Request. Leave out the pictures and transcribe the rest of the records exactly.

Data in this exercise.
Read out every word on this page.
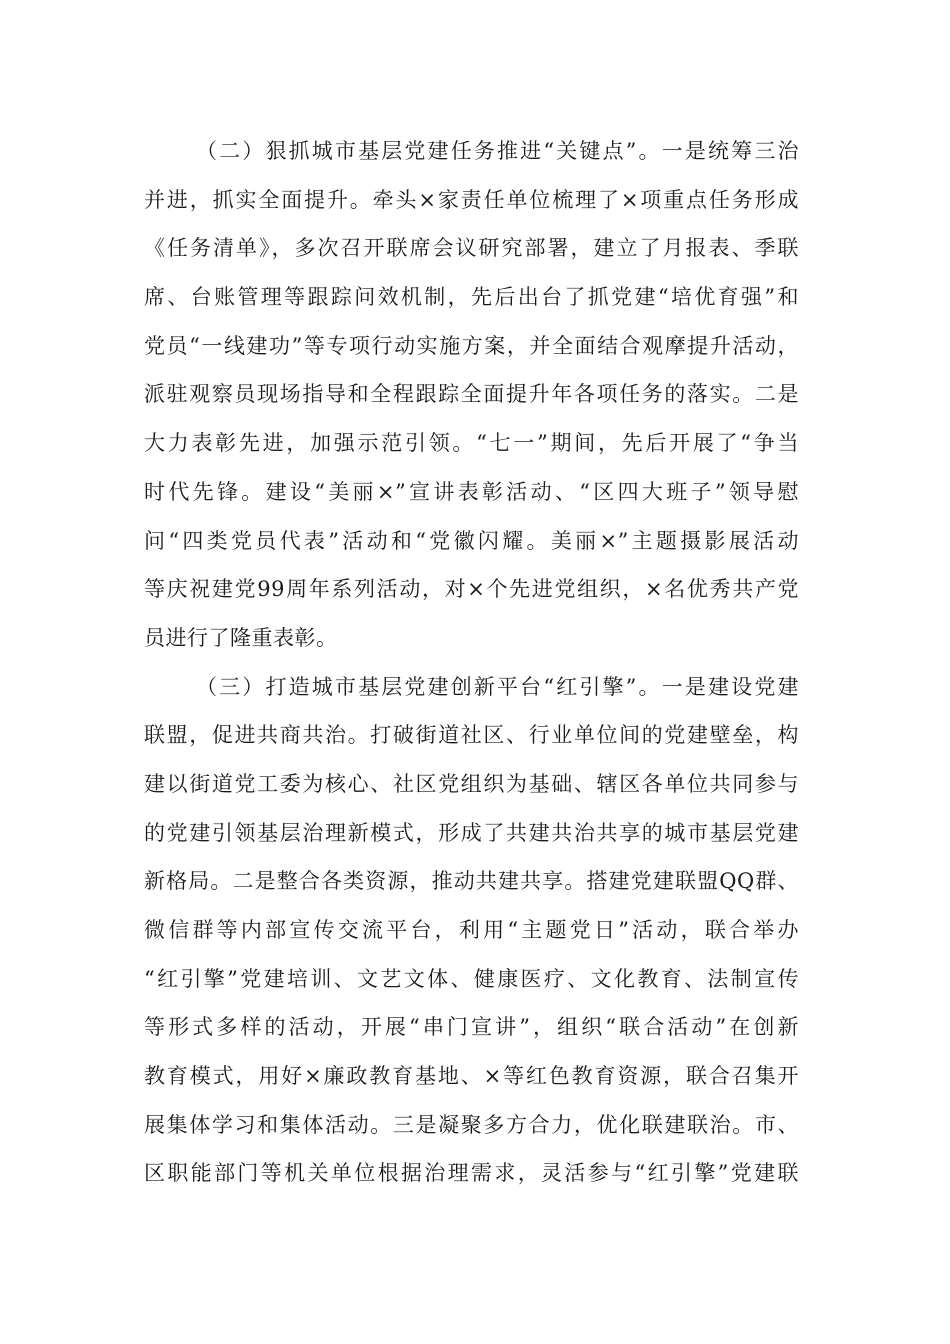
（二）狠抓城市基层党建任务推进“关键点”。一是统筹三治
并进，抓实全面提升。牵头×家责任单位梳理了×项重点任务形成
《任务清单》，多次召开联席会议研究部署，建立了月报表、季联
席、台账管理等跟踪问效机制，先后出台了抓党建“培优育强”和
党员“一线建功”等专项行动实施方案，并全面结合观摩提升活动，
派驻观察员现场指导和全程跟踪全面提升年各项任务的落实。二是
大力表彰先进，加强示范引领。“七一”期间，先后开展了“争当
时代先锋。建设“美丽×”宣讲表彰活动、“区四大班子”领导慰
问“四类党员代表”活动和“党徽闪耀。美丽×”主题摄影展活动
等庆祝建党99周年系列活动，对×个先进党组织，×名优秀共产党
员进行了隆重表彰。
（三）打造城市基层党建创新平台“红引擎”。一是建设党建
联盟，促进共商共治。打破街道社区、行业单位间的党建壁垒，构
建以街道党工委为核心、社区党组织为基础、辖区各单位共同参与
的党建引领基层治理新模式，形成了共建共治共享的城市基层党建
新格局。二是整合各类资源，推动共建共享。搭建党建联盟QQ群、
微信群等内部宣传交流平台，利用“主题党日”活动，联合举办
“红引擎”党建培训、文艺文体、健康医疗、文化教育、法制宣传
等形式多样的活动，开展“串门宣讲”，组织“联合活动”在创新
教育模式，用好×廉政教育基地、×等红色教育资源，联合召集开
展集体学习和集体活动。三是凝聚多方合力，优化联建联治。市、
区职能部门等机关单位根据治理需求，灵活参与“红引擎”党建联
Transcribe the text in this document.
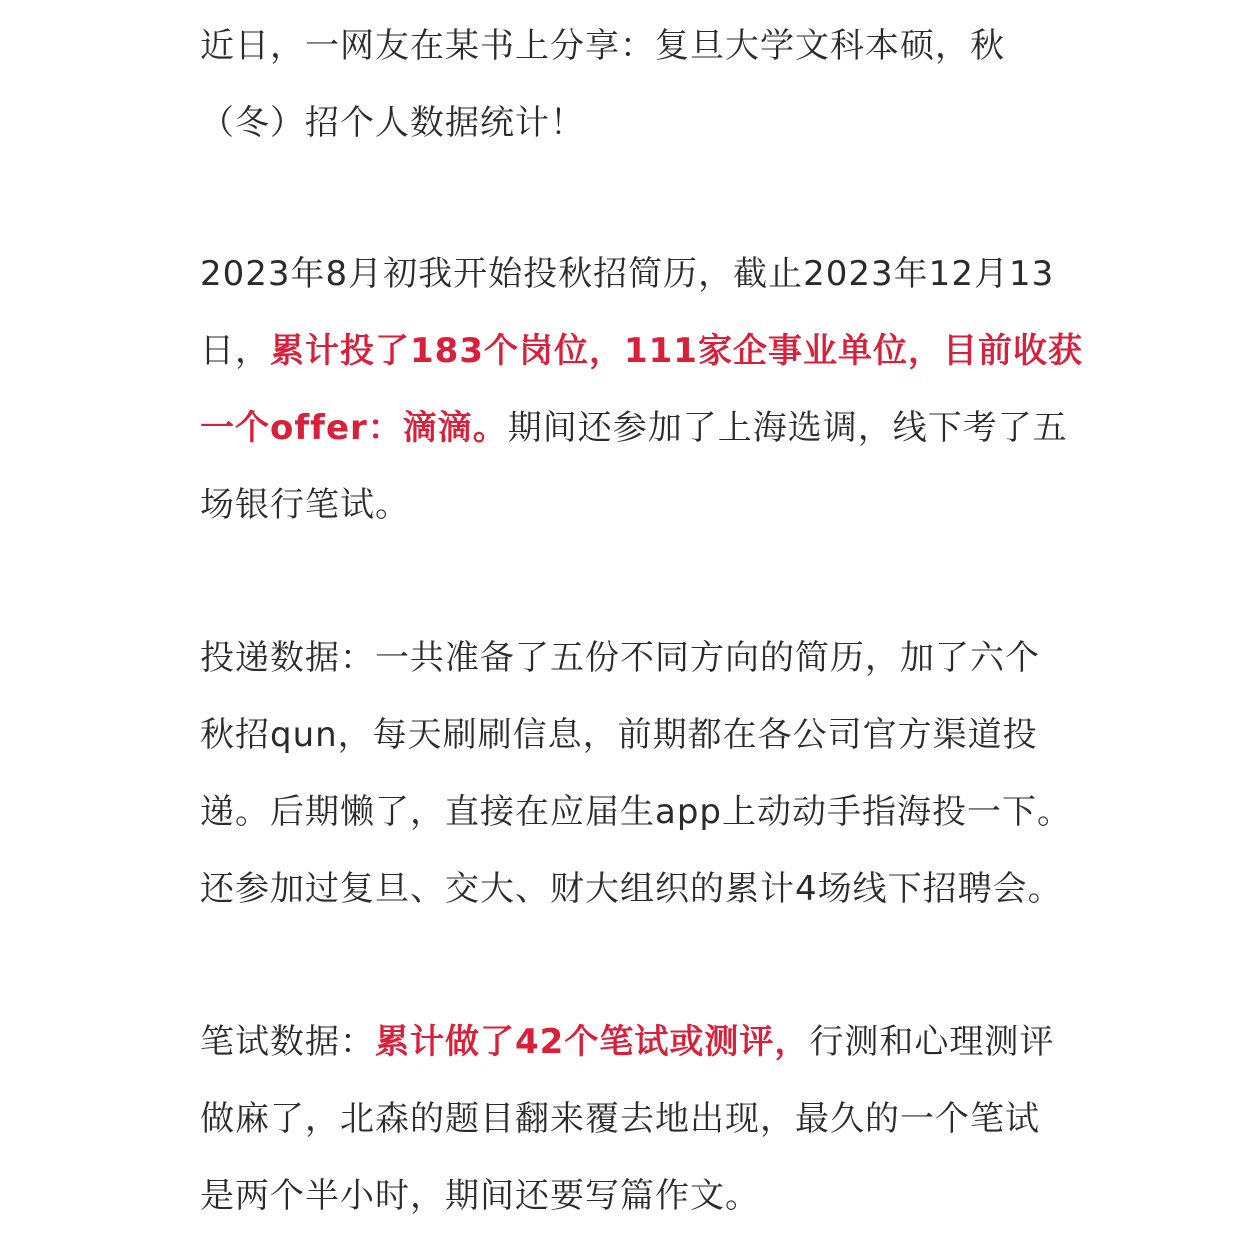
近日，一网友在某书上分享：复旦大学文科本硕，秋
（冬）招个人数据统计！

2023年8月初我开始投秋招简历，截止2023年12月13
日，累计投了183个岗位，111家企事业单位，目前收获
一个offer：滴滴。期间还参加了上海选调，线下考了五
场银行笔试。

投递数据：一共准备了五份不同方向的简历，加了六个
秋招qun，每天刷刷信息，前期都在各公司官方渠道投
递。后期懒了，直接在应届生app上动动手指海投一下。
还参加过复旦、交大、财大组织的累计4场线下招聘会。

笔试数据：累计做了42个笔试或测评，行测和心理测评
做麻了，北森的题目翻来覆去地出现，最久的一个笔试
是两个半小时，期间还要写篇作文。
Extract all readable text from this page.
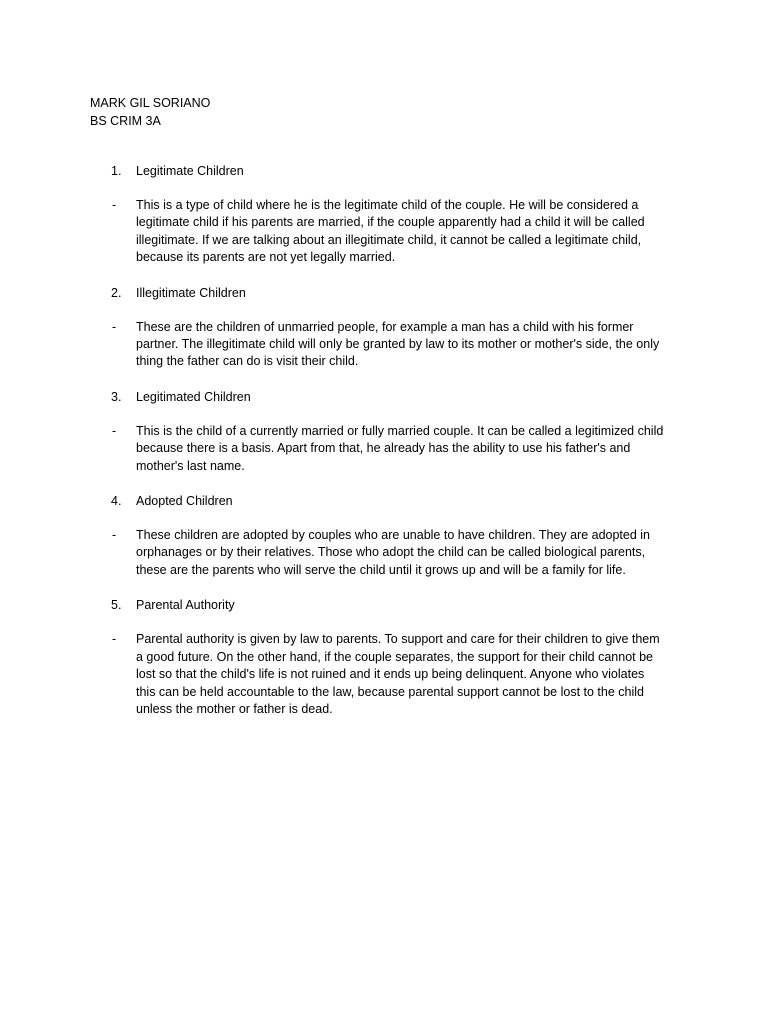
MARK GIL SORIANO
BS CRIM 3A
1. Legitimate Children
- This is a type of child where he is the legitimate child of the couple. He will be considered a
legitimate child if his parents are married, if the couple apparently had a child it will be called
illegitimate. If we are talking about an illegitimate child, it cannot be called a legitimate child,
because its parents are not yet legally married.
2. Illegitimate Children
- These are the children of unmarried people, for example a man has a child with his former
partner. The illegitimate child will only be granted by law to its mother or mother's side, the only
thing the father can do is visit their child.
3. Legitimated Children
- This is the child of a currently married or fully married couple. It can be called a legitimized child
because there is a basis. Apart from that, he already has the ability to use his father's and
mother's last name.
4. Adopted Children
- These children are adopted by couples who are unable to have children. They are adopted in
orphanages or by their relatives. Those who adopt the child can be called biological parents,
these are the parents who will serve the child until it grows up and will be a family for life.
5. Parental Authority
- Parental authority is given by law to parents. To support and care for their children to give them
a good future. On the other hand, if the couple separates, the support for their child cannot be
lost so that the child's life is not ruined and it ends up being delinquent. Anyone who violates
this can be held accountable to the law, because parental support cannot be lost to the child
unless the mother or father is dead.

Expected output.
Read out every word on this page.
（二）狠抓城市基层党建任务推进“关键点”。一是统筹三治
并进，抓实全面提升。牵头×家责任单位梳理了×项重点任务形成
《任务清单》，多次召开联席会议研究部署，建立了月报表、季联
席、台账管理等跟踪问效机制，先后出台了抓党建“培优育强”和
党员“一线建功”等专项行动实施方案，并全面结合观摩提升活动，
派驻观察员现场指导和全程跟踪全面提升年各项任务的落实。二是
大力表彰先进，加强示范引领。“七一”期间，先后开展了“争当
时代先锋。建设“美丽×”宣讲表彰活动、“区四大班子”领导慰
问“四类党员代表”活动和“党徽闪耀。美丽×”主题摄影展活动
等庆祝建党99周年系列活动，对×个先进党组织，×名优秀共产党
员进行了隆重表彰。
（三）打造城市基层党建创新平台“红引擎”。一是建设党建
联盟，促进共商共治。打破街道社区、行业单位间的党建壁垒，构
建以街道党工委为核心、社区党组织为基础、辖区各单位共同参与
的党建引领基层治理新模式，形成了共建共治共享的城市基层党建
新格局。二是整合各类资源，推动共建共享。搭建党建联盟QQ群、
微信群等内部宣传交流平台，利用“主题党日”活动，联合举办
“红引擎”党建培训、文艺文体、健康医疗、文化教育、法制宣传
等形式多样的活动，开展“串门宣讲”，组织“联合活动”在创新
教育模式，用好×廉政教育基地、×等红色教育资源，联合召集开
展集体学习和集体活动。三是凝聚多方合力，优化联建联治。市、
区职能部门等机关单位根据治理需求，灵活参与“红引擎”党建联
Transcribe the text in this document.
近日，一网友在某书上分享：复旦大学文科本硕，秋
（冬）招个人数据统计！

2023年8月初我开始投秋招简历，截止2023年12月13
日，累计投了183个岗位，111家企事业单位，目前收获
一个offer：滴滴。期间还参加了上海选调，线下考了五
场银行笔试。

投递数据：一共准备了五份不同方向的简历，加了六个
秋招qun，每天刷刷信息，前期都在各公司官方渠道投
递。后期懒了，直接在应届生app上动动手指海投一下。
还参加过复旦、交大、财大组织的累计4场线下招聘会。

笔试数据：累计做了42个笔试或测评，行测和心理测评
做麻了，北森的题目翻来覆去地出现，最久的一个笔试
是两个半小时，期间还要写篇作文。
Extract all readable text from this page.
MARK GIL SORIANO
BS CRIM 3A
1. Legitimate Children
- This is a type of child where he is the legitimate child of the couple. He will be considered a
legitimate child if his parents are married, if the couple apparently had a child it will be called
illegitimate. If we are talking about an illegitimate child, it cannot be called a legitimate child,
because its parents are not yet legally married.
2. Illegitimate Children
- These are the children of unmarried people, for example a man has a child with his former
partner. The illegitimate child will only be granted by law to its mother or mother's side, the only
thing the father can do is visit their child.
3. Legitimated Children
- This is the child of a currently married or fully married couple. It can be called a legitimized child
because there is a basis. Apart from that, he already has the ability to use his father's and
mother's last name.
4. Adopted Children
- These children are adopted by couples who are unable to have children. They are adopted in
orphanages or by their relatives. Those who adopt the child can be called biological parents,
these are the parents who will serve the child until it grows up and will be a family for life.
5. Parental Authority
- Parental authority is given by law to parents. To support and care for their children to give them
a good future. On the other hand, if the couple separates, the support for their child cannot be
lost so that the child's life is not ruined and it ends up being delinquent. Anyone who violates
this can be held accountable to the law, because parental support cannot be lost to the child
unless the mother or father is dead.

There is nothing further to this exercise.